* **练习说明**: 把记录中从含有“legend-label: World bbox=[1140, 707, 1223, 743]”的那一行一直到含有“y-tick-label: 8000 bbox=[39, 613, 86, 636]”的那一行（首尾两行都算）列成编号清单，空行不计。

* **所给记录**:
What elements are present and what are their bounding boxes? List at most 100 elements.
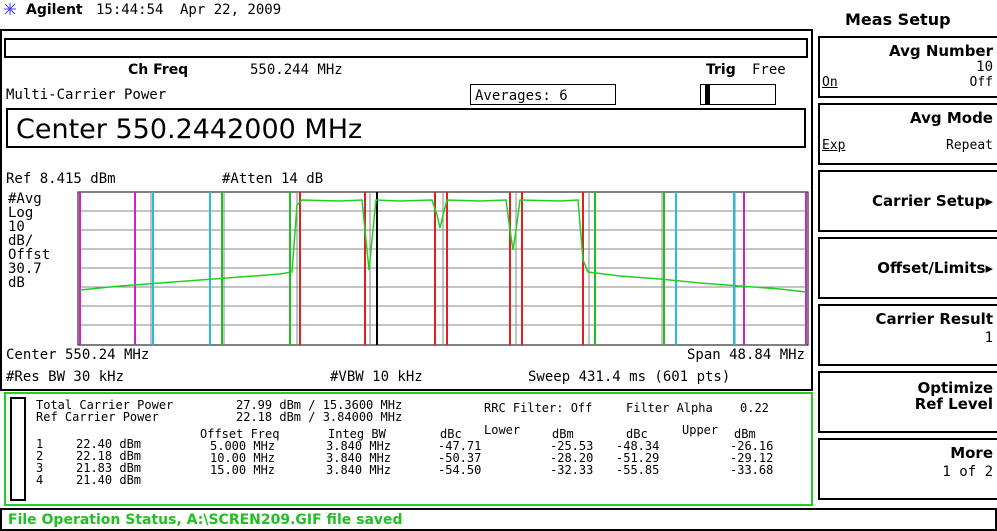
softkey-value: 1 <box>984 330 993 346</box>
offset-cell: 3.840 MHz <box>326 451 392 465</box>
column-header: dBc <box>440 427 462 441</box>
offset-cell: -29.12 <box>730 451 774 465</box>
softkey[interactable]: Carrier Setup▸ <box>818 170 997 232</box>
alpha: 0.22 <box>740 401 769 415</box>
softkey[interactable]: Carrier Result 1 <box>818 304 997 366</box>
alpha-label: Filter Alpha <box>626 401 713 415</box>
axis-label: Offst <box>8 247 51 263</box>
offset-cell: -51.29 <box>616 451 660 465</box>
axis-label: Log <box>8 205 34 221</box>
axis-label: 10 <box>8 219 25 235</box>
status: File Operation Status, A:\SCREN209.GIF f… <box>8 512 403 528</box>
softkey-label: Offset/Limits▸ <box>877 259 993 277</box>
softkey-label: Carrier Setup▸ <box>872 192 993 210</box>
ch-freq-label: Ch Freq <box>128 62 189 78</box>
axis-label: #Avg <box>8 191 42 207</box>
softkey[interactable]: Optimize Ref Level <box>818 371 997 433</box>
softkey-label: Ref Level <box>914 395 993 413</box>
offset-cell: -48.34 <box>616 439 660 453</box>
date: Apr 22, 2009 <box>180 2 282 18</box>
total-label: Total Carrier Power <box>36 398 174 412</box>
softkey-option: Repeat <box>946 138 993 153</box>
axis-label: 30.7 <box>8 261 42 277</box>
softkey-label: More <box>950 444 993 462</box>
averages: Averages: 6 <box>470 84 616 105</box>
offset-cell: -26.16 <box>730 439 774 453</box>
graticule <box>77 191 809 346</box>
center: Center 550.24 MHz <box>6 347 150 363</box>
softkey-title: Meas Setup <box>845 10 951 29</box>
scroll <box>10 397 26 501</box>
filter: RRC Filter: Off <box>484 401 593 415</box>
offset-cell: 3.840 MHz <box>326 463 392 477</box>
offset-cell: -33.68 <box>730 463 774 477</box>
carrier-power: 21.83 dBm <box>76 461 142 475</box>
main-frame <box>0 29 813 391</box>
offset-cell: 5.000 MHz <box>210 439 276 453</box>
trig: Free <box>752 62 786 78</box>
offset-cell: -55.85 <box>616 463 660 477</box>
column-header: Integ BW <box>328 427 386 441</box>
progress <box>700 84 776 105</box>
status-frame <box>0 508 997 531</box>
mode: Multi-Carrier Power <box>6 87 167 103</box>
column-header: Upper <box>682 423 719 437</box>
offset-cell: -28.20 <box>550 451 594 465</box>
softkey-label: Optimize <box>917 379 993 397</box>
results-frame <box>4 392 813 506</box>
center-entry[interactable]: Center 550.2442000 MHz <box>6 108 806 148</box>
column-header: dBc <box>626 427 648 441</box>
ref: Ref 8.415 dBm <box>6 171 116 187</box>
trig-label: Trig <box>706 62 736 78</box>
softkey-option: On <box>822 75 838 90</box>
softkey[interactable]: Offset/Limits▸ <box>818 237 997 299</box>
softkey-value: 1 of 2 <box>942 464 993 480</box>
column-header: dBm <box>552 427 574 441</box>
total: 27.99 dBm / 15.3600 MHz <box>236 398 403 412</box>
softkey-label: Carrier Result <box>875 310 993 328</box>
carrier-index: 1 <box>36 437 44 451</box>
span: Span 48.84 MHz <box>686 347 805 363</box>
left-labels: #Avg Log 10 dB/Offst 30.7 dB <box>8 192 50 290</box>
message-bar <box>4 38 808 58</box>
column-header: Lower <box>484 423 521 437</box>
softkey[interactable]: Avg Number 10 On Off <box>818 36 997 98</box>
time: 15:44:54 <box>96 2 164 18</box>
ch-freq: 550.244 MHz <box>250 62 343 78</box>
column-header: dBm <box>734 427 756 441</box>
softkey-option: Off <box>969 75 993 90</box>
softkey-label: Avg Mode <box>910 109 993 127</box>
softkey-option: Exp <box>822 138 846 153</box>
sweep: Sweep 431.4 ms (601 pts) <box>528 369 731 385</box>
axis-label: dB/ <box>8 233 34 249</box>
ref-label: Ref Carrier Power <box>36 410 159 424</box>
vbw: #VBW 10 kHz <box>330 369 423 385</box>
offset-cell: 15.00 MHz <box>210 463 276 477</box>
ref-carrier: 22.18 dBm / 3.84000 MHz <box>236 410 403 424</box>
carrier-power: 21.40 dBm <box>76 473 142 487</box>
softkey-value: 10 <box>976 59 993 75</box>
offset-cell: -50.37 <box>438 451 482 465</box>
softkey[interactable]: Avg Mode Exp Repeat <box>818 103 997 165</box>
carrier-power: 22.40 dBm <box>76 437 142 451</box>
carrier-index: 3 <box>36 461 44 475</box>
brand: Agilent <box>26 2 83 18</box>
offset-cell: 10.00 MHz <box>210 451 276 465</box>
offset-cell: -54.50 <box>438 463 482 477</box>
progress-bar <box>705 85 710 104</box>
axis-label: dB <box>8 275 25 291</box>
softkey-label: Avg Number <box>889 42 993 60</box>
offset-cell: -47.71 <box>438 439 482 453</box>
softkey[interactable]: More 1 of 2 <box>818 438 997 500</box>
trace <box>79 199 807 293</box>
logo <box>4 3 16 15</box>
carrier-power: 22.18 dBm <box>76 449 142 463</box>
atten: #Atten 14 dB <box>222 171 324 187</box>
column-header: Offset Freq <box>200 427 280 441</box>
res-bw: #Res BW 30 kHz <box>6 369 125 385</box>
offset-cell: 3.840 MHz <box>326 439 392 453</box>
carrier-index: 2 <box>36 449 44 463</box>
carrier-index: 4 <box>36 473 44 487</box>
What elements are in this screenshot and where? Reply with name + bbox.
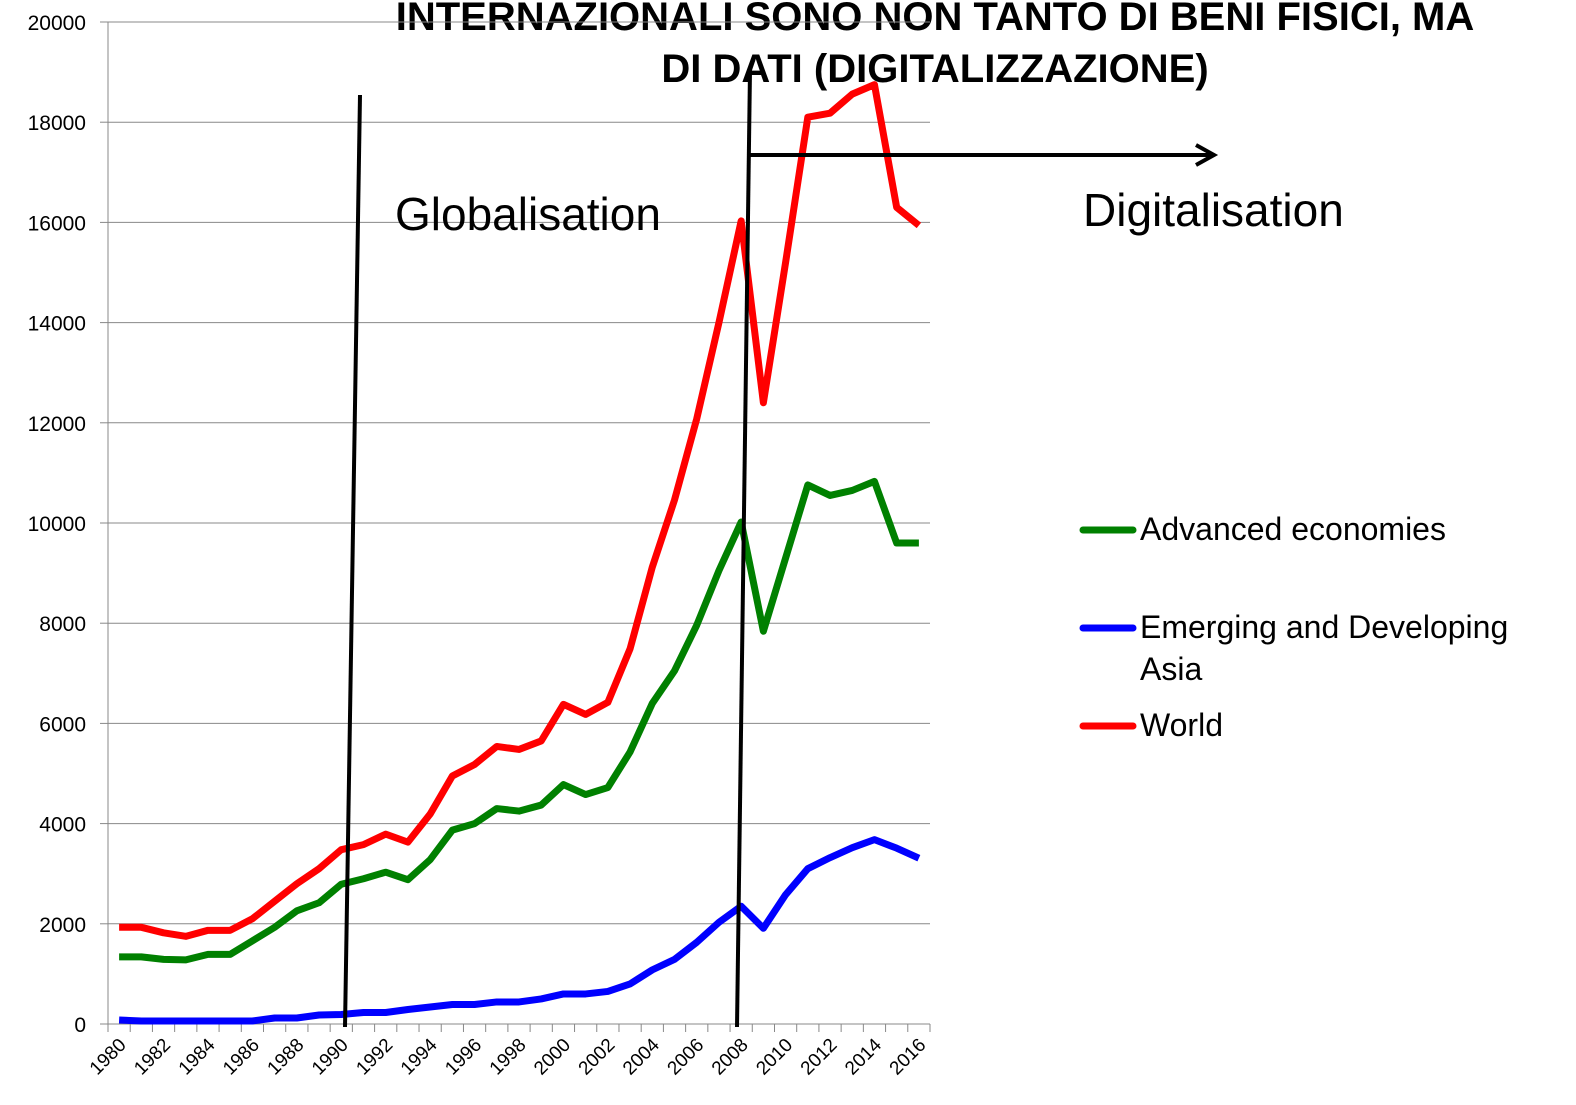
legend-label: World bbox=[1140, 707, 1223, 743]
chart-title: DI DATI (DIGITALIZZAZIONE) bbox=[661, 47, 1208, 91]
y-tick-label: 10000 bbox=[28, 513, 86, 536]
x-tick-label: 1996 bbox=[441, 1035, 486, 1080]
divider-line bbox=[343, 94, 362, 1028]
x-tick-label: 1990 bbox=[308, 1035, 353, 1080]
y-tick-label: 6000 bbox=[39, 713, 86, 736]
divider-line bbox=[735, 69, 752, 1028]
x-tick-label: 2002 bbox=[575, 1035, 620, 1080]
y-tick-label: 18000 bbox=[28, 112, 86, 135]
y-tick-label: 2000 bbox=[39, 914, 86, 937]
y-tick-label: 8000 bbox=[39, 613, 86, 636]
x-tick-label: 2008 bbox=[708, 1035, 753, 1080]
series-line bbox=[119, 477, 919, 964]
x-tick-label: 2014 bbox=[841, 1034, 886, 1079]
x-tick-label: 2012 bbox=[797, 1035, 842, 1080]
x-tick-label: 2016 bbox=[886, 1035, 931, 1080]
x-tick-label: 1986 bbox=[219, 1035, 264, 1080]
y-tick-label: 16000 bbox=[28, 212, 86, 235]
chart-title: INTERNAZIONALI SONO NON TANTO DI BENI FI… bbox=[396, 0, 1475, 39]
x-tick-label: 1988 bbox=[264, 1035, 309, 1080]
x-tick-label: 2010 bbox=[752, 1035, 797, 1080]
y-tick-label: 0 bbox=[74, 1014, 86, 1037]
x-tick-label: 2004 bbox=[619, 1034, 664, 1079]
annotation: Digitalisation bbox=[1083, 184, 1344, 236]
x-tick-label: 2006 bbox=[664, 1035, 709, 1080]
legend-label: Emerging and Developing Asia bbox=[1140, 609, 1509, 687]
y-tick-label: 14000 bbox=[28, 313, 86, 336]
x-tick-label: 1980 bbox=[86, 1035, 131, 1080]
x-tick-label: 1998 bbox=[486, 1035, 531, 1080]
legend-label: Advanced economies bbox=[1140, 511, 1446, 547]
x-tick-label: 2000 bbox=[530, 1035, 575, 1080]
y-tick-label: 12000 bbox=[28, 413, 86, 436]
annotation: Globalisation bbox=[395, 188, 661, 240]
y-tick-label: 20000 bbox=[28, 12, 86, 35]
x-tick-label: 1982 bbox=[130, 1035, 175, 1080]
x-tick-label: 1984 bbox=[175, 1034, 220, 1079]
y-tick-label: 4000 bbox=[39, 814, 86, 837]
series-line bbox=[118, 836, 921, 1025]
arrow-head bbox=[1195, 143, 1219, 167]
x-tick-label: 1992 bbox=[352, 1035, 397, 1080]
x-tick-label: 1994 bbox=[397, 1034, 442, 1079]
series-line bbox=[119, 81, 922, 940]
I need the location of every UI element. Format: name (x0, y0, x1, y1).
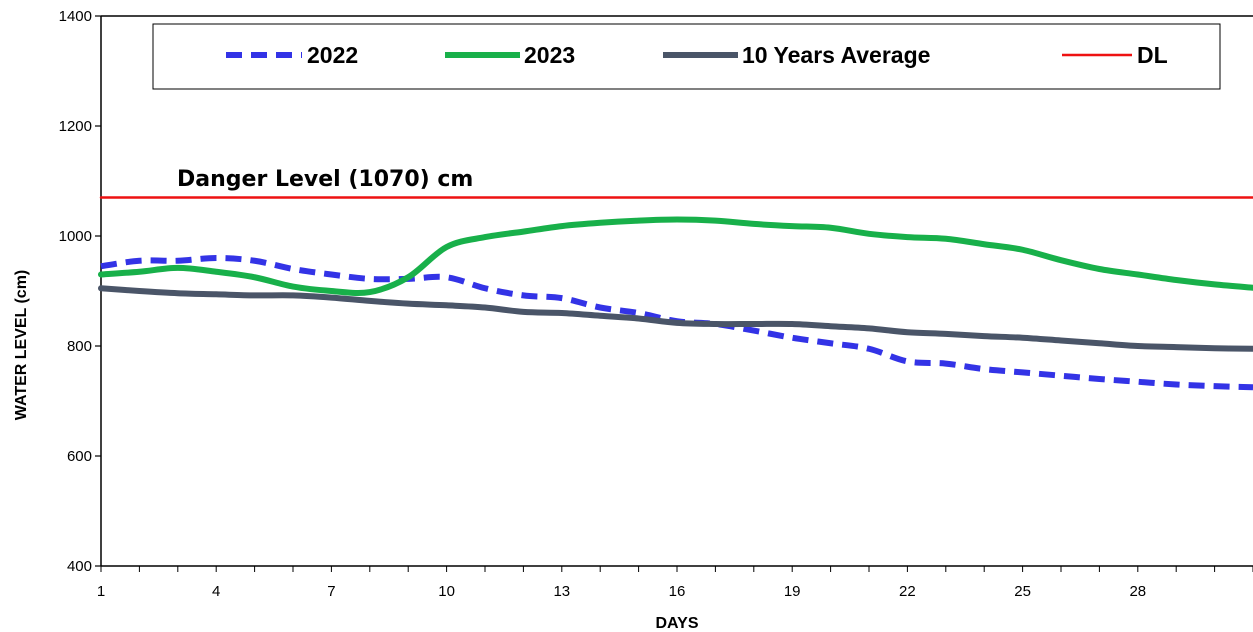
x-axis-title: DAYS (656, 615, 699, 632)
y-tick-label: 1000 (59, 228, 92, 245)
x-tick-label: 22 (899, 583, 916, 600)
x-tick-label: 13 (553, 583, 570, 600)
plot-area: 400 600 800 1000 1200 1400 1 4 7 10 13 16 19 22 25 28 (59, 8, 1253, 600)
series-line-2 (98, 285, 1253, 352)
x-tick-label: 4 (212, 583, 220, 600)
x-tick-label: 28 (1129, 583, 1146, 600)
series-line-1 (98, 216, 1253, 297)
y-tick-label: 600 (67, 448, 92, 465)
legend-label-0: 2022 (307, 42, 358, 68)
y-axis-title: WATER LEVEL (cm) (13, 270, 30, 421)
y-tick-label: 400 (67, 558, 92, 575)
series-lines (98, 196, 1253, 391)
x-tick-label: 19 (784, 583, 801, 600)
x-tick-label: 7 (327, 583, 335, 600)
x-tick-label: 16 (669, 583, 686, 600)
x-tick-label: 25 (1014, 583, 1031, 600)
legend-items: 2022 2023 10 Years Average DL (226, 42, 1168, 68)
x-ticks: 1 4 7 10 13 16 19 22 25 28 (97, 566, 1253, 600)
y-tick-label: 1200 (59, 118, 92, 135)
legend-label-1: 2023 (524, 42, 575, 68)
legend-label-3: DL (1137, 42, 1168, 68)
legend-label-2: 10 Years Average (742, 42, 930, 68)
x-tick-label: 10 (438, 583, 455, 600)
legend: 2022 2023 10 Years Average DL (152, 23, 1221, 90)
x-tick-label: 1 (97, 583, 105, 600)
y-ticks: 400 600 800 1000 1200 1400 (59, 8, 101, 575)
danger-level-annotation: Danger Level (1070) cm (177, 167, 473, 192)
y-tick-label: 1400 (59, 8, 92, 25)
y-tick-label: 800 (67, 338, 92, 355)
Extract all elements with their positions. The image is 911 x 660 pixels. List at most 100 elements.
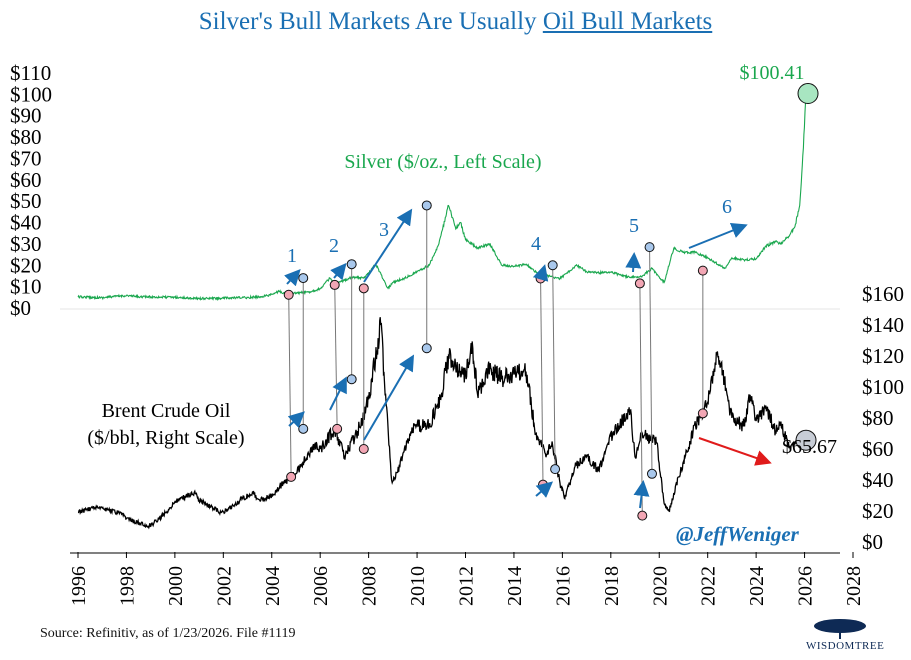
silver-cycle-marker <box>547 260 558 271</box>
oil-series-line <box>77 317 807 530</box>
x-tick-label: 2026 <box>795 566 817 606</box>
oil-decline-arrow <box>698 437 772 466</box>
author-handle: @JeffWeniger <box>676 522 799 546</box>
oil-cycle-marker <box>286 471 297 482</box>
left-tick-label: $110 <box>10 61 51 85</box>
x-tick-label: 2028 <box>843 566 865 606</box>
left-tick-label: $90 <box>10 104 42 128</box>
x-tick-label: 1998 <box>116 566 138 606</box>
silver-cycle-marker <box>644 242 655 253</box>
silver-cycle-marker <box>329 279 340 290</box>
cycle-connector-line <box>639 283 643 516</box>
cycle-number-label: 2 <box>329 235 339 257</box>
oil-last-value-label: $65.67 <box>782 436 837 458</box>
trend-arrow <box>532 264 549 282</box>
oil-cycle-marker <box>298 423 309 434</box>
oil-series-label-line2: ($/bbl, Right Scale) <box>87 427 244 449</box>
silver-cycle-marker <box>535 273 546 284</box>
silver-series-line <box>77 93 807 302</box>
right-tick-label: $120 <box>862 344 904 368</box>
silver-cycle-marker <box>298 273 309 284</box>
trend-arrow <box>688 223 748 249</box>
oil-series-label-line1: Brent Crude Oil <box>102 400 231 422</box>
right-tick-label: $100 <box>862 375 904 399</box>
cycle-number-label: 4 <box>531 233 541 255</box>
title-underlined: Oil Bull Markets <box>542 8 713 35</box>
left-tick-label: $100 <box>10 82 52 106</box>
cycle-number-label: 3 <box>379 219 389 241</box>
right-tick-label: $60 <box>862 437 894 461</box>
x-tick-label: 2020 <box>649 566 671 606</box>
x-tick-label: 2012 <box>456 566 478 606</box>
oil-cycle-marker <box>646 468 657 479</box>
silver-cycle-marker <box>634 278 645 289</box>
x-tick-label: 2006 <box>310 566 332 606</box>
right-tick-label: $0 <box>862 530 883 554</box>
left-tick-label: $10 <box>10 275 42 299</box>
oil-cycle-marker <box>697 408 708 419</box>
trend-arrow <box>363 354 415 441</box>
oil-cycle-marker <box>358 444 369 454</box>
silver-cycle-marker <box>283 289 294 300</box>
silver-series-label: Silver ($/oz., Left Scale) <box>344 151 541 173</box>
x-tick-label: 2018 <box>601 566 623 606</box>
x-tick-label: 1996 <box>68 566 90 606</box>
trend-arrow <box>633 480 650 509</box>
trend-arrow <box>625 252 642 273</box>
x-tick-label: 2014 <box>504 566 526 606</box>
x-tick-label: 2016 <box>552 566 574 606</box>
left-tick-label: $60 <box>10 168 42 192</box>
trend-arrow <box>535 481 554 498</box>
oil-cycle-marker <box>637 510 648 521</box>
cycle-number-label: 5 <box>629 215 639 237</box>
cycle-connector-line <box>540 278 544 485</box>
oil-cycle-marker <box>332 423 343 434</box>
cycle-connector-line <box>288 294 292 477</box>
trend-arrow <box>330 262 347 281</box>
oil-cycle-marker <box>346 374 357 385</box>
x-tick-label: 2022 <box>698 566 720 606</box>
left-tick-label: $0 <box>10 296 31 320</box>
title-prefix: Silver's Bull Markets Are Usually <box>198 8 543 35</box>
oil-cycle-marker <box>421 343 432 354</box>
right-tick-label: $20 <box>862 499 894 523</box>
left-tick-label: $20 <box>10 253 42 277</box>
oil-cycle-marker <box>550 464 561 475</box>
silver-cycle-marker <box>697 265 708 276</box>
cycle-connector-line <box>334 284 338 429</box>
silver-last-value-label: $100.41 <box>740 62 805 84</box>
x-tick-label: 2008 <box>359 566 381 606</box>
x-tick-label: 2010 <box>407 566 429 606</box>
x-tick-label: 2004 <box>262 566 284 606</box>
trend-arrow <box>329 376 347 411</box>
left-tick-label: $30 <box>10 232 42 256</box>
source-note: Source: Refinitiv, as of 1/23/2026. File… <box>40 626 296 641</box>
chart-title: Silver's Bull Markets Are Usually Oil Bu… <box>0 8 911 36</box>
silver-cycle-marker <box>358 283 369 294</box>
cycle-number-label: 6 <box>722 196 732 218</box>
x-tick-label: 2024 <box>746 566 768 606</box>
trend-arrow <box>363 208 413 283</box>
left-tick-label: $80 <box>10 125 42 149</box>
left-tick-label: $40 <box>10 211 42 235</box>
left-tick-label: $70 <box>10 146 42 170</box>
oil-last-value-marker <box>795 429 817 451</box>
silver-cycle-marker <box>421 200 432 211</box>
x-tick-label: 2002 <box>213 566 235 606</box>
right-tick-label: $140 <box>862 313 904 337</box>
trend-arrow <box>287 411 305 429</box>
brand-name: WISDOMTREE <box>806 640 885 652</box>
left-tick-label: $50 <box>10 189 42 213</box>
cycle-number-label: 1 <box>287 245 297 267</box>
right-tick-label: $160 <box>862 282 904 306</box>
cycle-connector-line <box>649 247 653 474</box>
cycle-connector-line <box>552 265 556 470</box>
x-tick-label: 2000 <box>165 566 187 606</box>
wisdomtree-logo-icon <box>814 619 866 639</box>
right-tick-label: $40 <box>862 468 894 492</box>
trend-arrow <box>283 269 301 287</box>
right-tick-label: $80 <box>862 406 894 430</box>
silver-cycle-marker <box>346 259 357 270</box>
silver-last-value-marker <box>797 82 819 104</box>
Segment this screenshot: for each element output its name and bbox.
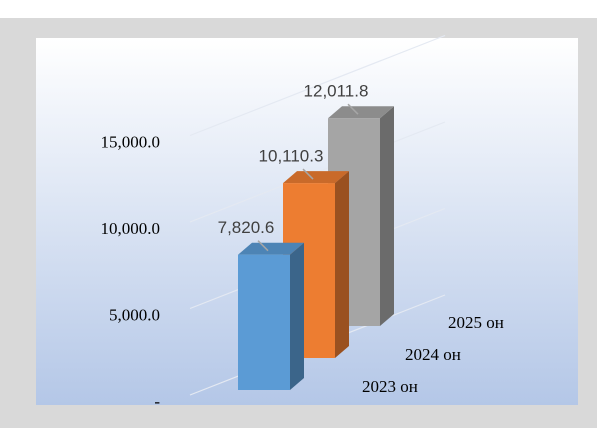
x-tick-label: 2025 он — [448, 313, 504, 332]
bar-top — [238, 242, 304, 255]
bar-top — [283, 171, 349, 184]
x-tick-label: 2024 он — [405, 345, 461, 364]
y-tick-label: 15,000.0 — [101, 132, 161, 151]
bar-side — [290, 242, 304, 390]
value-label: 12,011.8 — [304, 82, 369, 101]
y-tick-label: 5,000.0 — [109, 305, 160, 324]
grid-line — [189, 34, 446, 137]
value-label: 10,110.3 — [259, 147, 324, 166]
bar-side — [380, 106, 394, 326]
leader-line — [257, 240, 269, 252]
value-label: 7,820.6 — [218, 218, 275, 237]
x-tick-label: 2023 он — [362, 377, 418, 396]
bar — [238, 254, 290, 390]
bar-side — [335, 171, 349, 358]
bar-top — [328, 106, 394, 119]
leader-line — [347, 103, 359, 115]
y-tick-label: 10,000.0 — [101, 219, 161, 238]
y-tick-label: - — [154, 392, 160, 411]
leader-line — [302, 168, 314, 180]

* **正确答案**:
1. legend-label: World bbox=[1140, 707, 1223, 743]
2. chart-title: DI DATI (DIGITALIZZAZIONE) bbox=[661, 47, 1208, 91]
3. y-tick-label: 10000 bbox=[28, 513, 86, 536]
4. x-tick-label: 1996 bbox=[441, 1035, 486, 1080]
5. divider-line bbox=[343, 94, 362, 1028]
6. x-tick-label: 1990 bbox=[308, 1035, 353, 1080]
7. y-tick-label: 6000 bbox=[39, 713, 86, 736]
8. divider-line bbox=[735, 69, 752, 1028]
9. x-tick-label: 2002 bbox=[575, 1035, 620, 1080]
10. y-tick-label: 18000 bbox=[28, 112, 86, 135]
11. y-tick-label: 2000 bbox=[39, 914, 86, 937]
12. y-tick-label: 8000 bbox=[39, 613, 86, 636]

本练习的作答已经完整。